Given task: Search the data for the word "tepelné" and copy every line that contains it.

Dataset content:
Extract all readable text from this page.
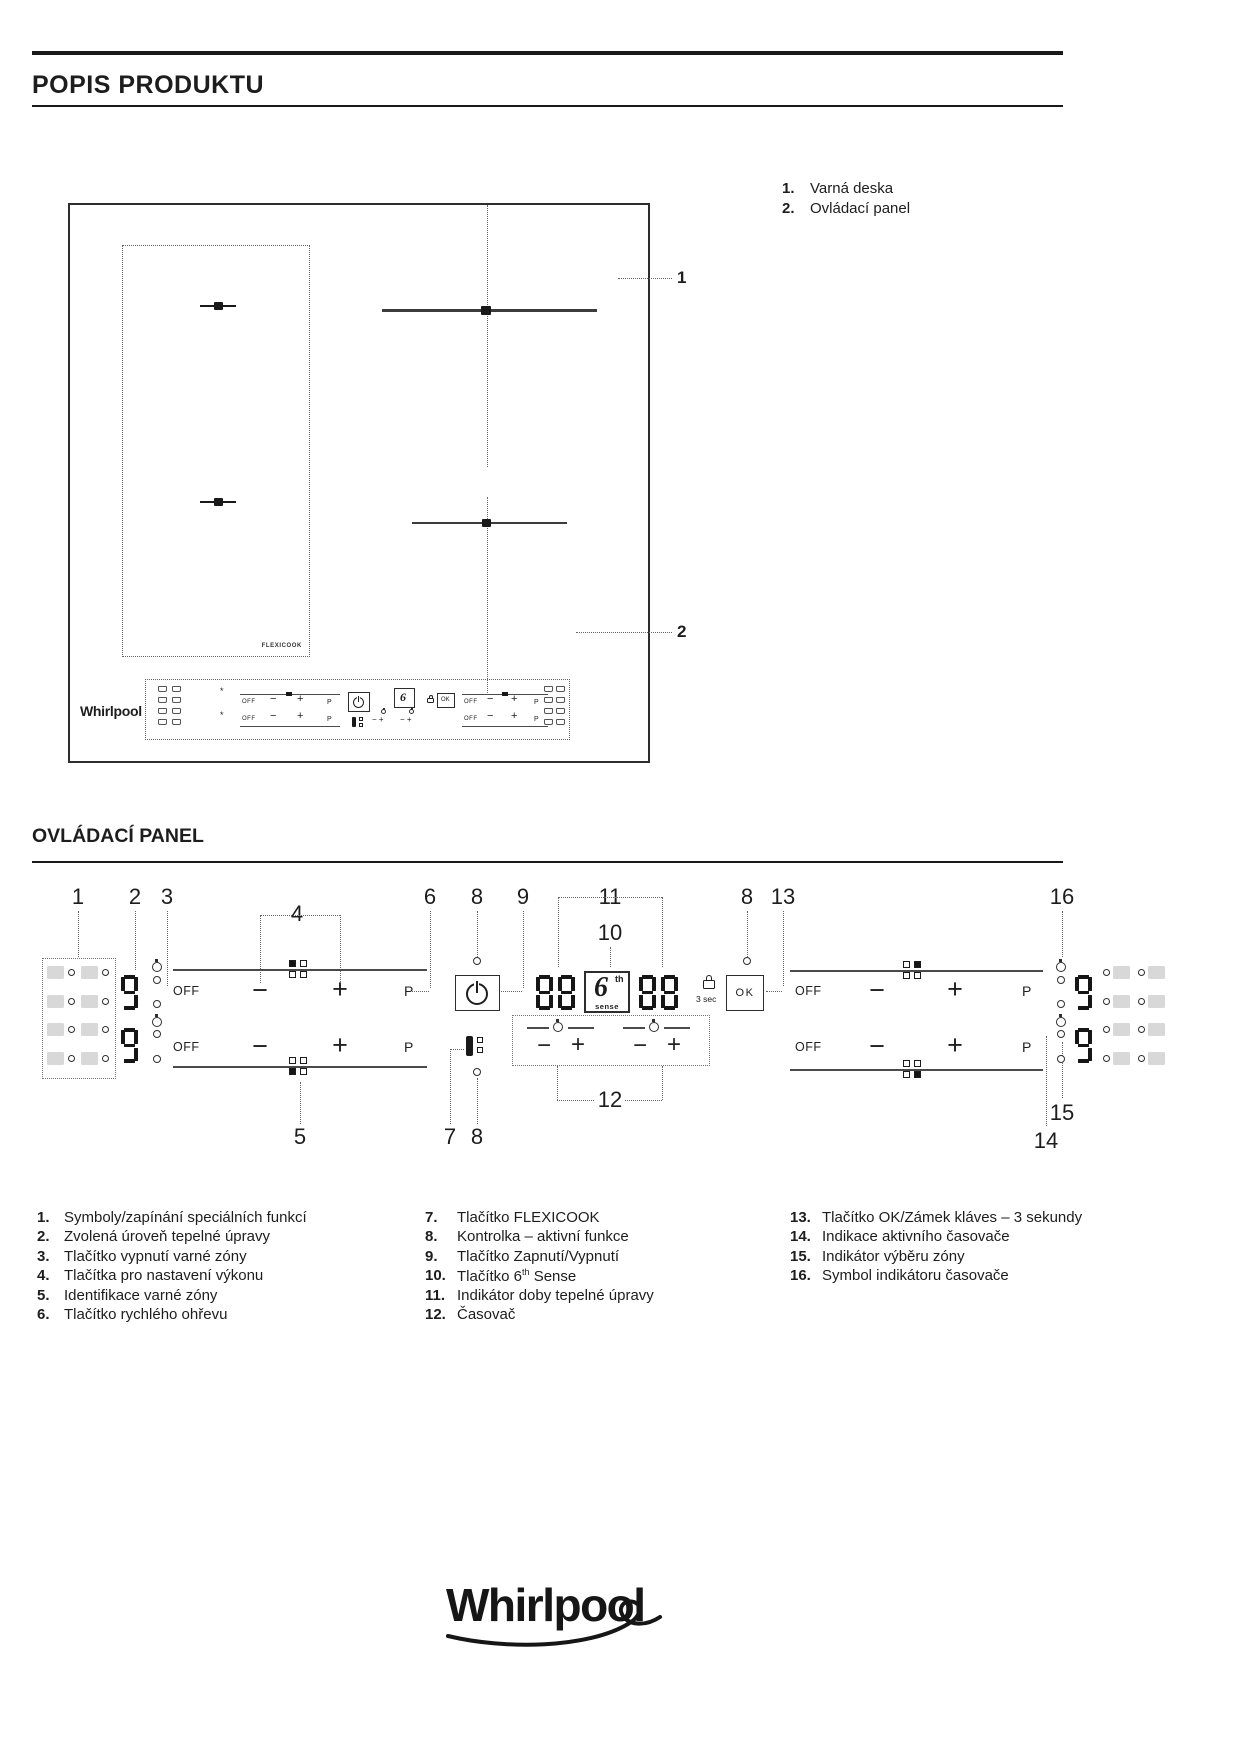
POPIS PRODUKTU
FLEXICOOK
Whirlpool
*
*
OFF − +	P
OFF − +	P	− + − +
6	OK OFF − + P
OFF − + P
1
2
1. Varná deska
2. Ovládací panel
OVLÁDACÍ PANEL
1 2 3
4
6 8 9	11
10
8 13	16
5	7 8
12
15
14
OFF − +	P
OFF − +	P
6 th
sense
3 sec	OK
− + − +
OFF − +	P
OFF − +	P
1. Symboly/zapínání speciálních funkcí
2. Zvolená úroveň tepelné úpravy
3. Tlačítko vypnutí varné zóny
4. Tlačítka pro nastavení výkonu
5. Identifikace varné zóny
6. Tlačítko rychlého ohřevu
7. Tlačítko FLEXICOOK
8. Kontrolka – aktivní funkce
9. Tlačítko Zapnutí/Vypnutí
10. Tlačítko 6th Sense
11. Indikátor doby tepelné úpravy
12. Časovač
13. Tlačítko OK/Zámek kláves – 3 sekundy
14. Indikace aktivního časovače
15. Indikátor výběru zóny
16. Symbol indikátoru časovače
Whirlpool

Written response:
2. Zvolená úroveň tepelné úpravy
11. Indikátor doby tepelné úpravy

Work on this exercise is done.